[Saved entries]

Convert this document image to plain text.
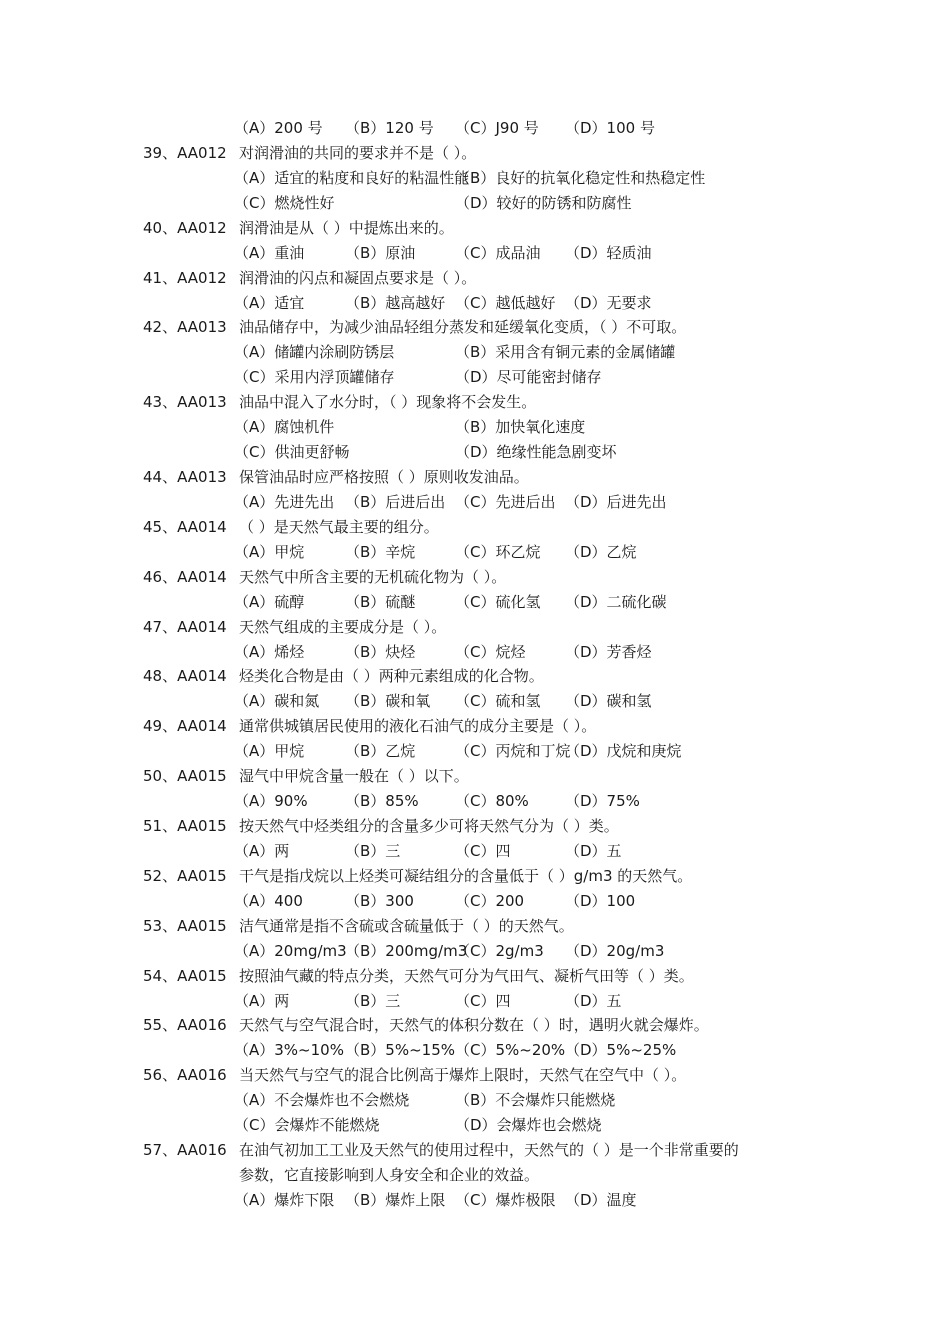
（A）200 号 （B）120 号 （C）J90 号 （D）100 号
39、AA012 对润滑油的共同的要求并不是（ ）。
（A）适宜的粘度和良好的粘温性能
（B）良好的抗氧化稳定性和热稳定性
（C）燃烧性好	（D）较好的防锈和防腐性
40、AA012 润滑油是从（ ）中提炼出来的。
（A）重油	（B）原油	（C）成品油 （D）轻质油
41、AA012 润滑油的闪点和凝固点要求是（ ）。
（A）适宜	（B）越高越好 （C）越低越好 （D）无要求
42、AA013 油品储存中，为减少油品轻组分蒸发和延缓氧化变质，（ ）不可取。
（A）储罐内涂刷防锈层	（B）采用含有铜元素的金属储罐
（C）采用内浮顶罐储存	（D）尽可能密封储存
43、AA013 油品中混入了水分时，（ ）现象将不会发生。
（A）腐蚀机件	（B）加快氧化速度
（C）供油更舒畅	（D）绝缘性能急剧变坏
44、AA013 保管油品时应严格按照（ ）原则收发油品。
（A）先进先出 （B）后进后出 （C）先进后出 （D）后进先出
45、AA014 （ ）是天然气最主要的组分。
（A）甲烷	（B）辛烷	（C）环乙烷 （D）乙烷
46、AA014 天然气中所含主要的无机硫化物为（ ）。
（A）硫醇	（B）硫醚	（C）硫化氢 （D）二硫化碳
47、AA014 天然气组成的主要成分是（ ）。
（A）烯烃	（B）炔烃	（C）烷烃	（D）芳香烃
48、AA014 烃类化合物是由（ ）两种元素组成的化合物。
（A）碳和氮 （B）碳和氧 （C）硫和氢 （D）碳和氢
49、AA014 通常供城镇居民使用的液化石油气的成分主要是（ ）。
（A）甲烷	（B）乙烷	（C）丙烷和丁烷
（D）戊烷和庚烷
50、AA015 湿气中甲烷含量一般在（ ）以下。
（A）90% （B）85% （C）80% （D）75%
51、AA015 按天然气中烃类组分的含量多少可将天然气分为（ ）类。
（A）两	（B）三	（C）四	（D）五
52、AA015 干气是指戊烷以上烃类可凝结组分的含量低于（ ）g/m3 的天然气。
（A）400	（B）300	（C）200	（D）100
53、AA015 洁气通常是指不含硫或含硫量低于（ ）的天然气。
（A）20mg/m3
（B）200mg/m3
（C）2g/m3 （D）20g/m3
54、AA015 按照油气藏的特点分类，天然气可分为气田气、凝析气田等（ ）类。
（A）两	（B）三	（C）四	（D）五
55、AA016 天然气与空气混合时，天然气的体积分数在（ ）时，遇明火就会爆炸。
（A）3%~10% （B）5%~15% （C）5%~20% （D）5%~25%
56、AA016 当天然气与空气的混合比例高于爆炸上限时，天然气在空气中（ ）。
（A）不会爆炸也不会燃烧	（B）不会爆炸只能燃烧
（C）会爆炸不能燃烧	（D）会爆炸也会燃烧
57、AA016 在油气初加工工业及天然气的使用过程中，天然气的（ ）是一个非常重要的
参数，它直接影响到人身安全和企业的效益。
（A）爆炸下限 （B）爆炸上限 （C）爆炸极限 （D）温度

• **What you will do**
Pull out every line of the records that includes the string "的天然气".

• **Reply**
52、AA015 干气是指戊烷以上烃类可凝结组分的含量低于（ ）g/m3 的天然气。
53、AA015 洁气通常是指不含硫或含硫量低于（ ）的天然气。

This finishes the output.